#### SELECTED EXTRACT:
Differentially-activated BMDC or Tregs were adoptively transferred subcutaneously (at the nape) 24 hours prior to the induction of EAU (at the inguinal). Tregs were isolated by positive depletion of non-CD4+ cells then double positive selection of CD25high cells. Cytokine bead assay (CBA) and flow cytometry were used to study the DC phenotype and cytokine profile. The draining cervical lymph nodes were harvested three days post-DC transfer, and the Tregs studied by flow cytometry.

#### ACTIVITIES:
• a. Please quote everything in the cell transfer passage from "Differentially-activated BMDC or" down to "by flow cytometry.".
• b. Decide whether each statement below matches the cell transfer passage. For each, answer yes or no and quote the words that settle it.
(i) The cells were transferred 24 hours before EAU was induced.
(ii) The draining cervical lymph nodes were harvested one week after the DC transfer.
(iii) Tregs were isolated by negative selection of CD25high cells.

#### EXTRACTED DATA:
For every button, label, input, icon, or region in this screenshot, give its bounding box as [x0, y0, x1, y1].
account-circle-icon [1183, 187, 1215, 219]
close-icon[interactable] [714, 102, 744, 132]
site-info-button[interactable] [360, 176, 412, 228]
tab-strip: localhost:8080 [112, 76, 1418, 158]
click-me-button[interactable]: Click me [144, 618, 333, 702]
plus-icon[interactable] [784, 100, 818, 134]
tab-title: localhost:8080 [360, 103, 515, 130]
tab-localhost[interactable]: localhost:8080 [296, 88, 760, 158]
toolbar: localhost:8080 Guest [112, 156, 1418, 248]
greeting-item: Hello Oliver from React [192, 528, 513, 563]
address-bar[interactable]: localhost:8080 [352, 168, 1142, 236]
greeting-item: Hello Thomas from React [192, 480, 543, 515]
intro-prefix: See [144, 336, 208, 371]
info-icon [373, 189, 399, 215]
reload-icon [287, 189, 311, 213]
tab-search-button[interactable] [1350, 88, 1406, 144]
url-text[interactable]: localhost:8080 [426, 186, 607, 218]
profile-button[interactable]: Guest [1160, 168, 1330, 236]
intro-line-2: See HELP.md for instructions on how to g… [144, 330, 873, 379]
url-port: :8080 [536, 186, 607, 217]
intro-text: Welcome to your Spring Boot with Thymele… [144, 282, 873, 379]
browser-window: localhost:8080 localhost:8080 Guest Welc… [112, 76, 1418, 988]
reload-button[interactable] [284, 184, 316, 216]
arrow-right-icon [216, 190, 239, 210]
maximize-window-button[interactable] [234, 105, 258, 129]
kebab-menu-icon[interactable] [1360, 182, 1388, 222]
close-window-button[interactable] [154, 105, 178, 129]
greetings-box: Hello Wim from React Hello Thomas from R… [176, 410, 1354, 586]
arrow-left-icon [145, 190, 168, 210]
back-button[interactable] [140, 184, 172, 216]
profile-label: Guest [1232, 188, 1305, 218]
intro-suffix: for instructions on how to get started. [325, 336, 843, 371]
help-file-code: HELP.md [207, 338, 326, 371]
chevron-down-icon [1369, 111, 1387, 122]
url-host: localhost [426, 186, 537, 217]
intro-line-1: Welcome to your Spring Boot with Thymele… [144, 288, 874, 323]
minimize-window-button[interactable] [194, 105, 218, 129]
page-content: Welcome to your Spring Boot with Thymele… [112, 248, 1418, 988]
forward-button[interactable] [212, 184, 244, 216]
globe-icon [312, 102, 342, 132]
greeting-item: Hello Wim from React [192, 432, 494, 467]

#### SOLUTION SET:
• a.
Differentially-activated BMDC or Tregs were adoptively transferred subcutaneously (at the nape) 24 hours prior to the induction of EAU (at the inguinal). Tregs were isolated by positive depletion of non-CD4+ cells then double positive selection of CD25high cells. Cytokine bead assay (CBA) and flow cytometry were used to study the DC phenotype and cytokine profile. The draining cervical lymph nodes were harvested three days post-DC transfer, and the Tregs studied by flow cytometry.

• b.
(i) Yes: "24 hours prior to the induction of EAU"
(ii) No: "three days post-DC transfer"
(iii) No: "double positive selection of CD25high cells"